MATERIAL:
————————

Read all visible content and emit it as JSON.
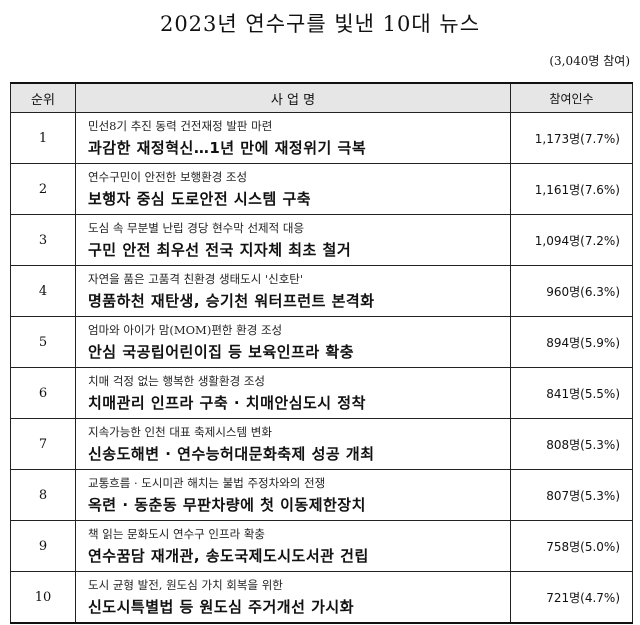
{
  "title": "2023년 연수구를 빛낸 10대 뉴스",
  "participants_total": "(3,040명 참여)",
  "table": {
    "headers": {
      "rank": "순위",
      "project": "사 업 명",
      "participants": "참여인수"
    },
    "rows": [
      {
        "rank": "1",
        "subtitle": "민선8기 추진 동력 건전재정 발판 마련",
        "headline": "과감한 재정혁신…1년 만에 재정위기 극복",
        "participants": "1,173명(7.7%)"
      },
      {
        "rank": "2",
        "subtitle": "연수구민이 안전한 보행환경 조성",
        "headline": "보행자 중심 도로안전 시스템 구축",
        "participants": "1,161명(7.6%)"
      },
      {
        "rank": "3",
        "subtitle": "도심 속 무분별 난립 경당 현수막 선제적 대응",
        "headline": "구민 안전 최우선 전국 지자체 최초 철거",
        "participants": "1,094명(7.2%)"
      },
      {
        "rank": "4",
        "subtitle": "자연을 품은 고품격 친환경 생태도시 '신호탄'",
        "headline": "명품하천 재탄생, 승기천 워터프런트 본격화",
        "participants": "960명(6.3%)"
      },
      {
        "rank": "5",
        "subtitle": "엄마와 아이가 맘(MOM)편한 환경 조성",
        "headline": "안심 국공립어린이집 등 보육인프라 확충",
        "participants": "894명(5.9%)"
      },
      {
        "rank": "6",
        "subtitle": "치매 걱정 없는 행복한 생활환경 조성",
        "headline": "치매관리 인프라 구축 · 치매안심도시 정착",
        "participants": "841명(5.5%)"
      },
      {
        "rank": "7",
        "subtitle": "지속가능한 인천 대표 축제시스템 변화",
        "headline": "신송도해변 · 연수능허대문화축제 성공 개최",
        "participants": "808명(5.3%)"
      },
      {
        "rank": "8",
        "subtitle": "교통흐름 · 도시미관 해치는 불법 주정차와의 전쟁",
        "headline": "옥련 · 동춘동 무판차량에 첫 이동제한장치",
        "participants": "807명(5.3%)"
      },
      {
        "rank": "9",
        "subtitle": "책 읽는 문화도시 연수구 인프라 확충",
        "headline": "연수꿈담 재개관, 송도국제도시도서관 건립",
        "participants": "758명(5.0%)"
      },
      {
        "rank": "10",
        "subtitle": "도시 균형 발전, 원도심 가치 회복을 위한",
        "headline": "신도시특별법 등 원도심 주거개선 가시화",
        "participants": "721명(4.7%)"
      }
    ]
  }
}
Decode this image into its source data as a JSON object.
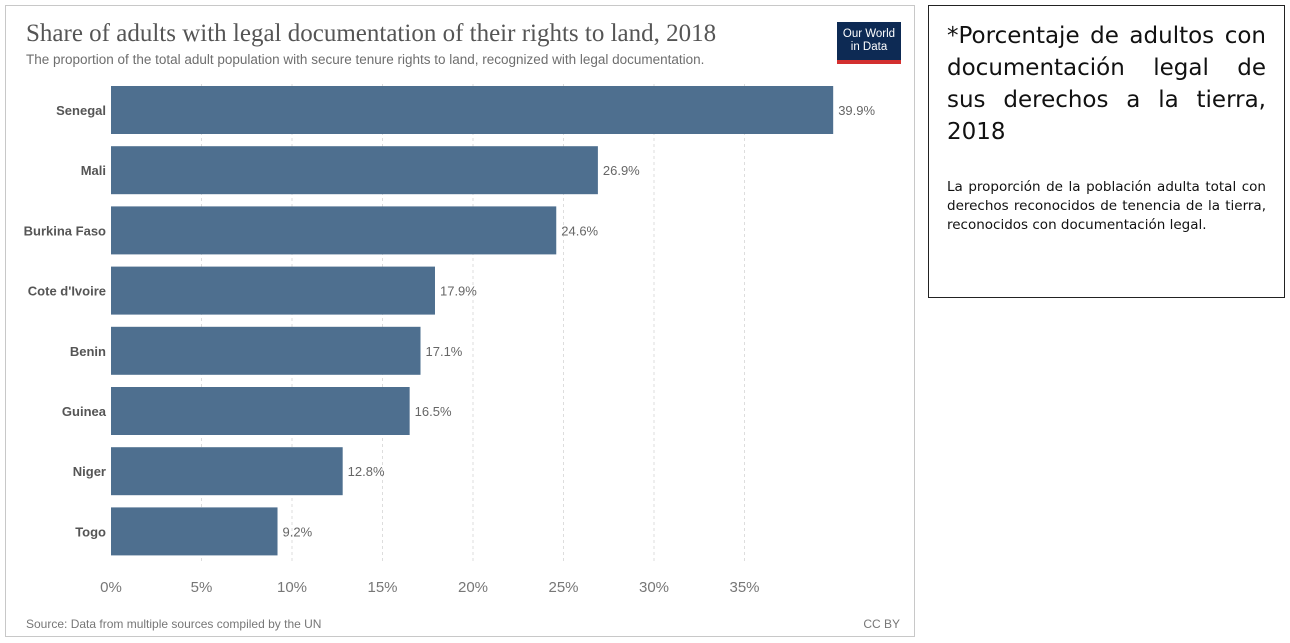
{
  "chart_data": {
    "type": "bar",
    "orientation": "horizontal",
    "title": "Share of adults with legal documentation of their rights to land, 2018",
    "subtitle": "The proportion of the total adult population with secure tenure rights to land, recognized with legal documentation.",
    "categories": [
      "Senegal",
      "Mali",
      "Burkina Faso",
      "Cote d'Ivoire",
      "Benin",
      "Guinea",
      "Niger",
      "Togo"
    ],
    "values": [
      39.9,
      26.9,
      24.6,
      17.9,
      17.1,
      16.5,
      12.8,
      9.2
    ],
    "value_labels": [
      "39.9%",
      "26.9%",
      "24.6%",
      "17.9%",
      "17.1%",
      "16.5%",
      "12.8%",
      "9.2%"
    ],
    "x_ticks": [
      0,
      5,
      10,
      15,
      20,
      25,
      30,
      35
    ],
    "x_tick_labels": [
      "0%",
      "5%",
      "10%",
      "15%",
      "20%",
      "25%",
      "30%",
      "35%"
    ],
    "xlim": [
      0,
      40
    ],
    "xlabel": "",
    "ylabel": "",
    "grid": "vertical dashed",
    "bar_color": "#4e6f8f",
    "source": "Source: Data from multiple sources compiled by the UN",
    "license": "CC BY"
  },
  "logo": {
    "line1": "Our World",
    "line2": "in Data",
    "bg_color": "#0d2a54",
    "accent_color": "#d32f2f"
  },
  "note": {
    "title": "*Porcentaje de adultos con documentación legal de sus derechos a la tierra, 2018",
    "body": "La proporción de la población adulta total con derechos reconocidos de tenencia de la tierra, reconocidos con documentación legal."
  }
}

————————

REQUIRED WORK: Where a line holds "documentation", copy it out.

REPLY TO THE TASK:
    "title": "Share of adults with legal documentation of their rights to land, 2018",
    "subtitle": "The proportion of the total adult population with secure tenure rights to land, recognized with legal documentation.",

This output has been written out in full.